Short task: Copy each of the lines below word for word, keeping their order.

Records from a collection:
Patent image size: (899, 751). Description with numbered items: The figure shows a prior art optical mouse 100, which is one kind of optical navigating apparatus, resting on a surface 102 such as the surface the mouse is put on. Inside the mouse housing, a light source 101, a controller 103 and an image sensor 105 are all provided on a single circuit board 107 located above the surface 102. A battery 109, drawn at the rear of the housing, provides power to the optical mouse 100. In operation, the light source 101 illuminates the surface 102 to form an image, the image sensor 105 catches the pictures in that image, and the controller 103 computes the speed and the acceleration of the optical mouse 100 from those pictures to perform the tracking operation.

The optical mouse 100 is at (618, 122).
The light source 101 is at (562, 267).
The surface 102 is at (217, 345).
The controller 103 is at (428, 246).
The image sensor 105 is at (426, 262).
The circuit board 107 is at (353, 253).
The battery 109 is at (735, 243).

Result:
Patent image size: (899, 751). Description with numbered items: The figure shows a prior art optical mouse 100, which is one kind of optical navigating apparatus, resting on a surface 102 such as the surface the mouse is put on. Inside the mouse housing, a light source 101, a controller 103 and an image sensor 105 are all provided on a single circuit board 107 located above the surface 102. A battery 109, drawn at the rear of the housing, provides power to the optical mouse 100. In operation, the light source 101 illuminates the surface 102 to form an image, the image sensor 105 catches the pictures in that image, and the controller 103 computes the speed and the acceleration of the optical mouse 100 from those pictures to perform the tracking operation.

The optical mouse 100 is at (618, 122).
The light source 101 is at (562, 267).
The surface 102 is at (217, 345).
The controller 103 is at (428, 246).
The image sensor 105 is at (426, 262).
The circuit board 107 is at (353, 253).
The battery 109 is at (735, 243).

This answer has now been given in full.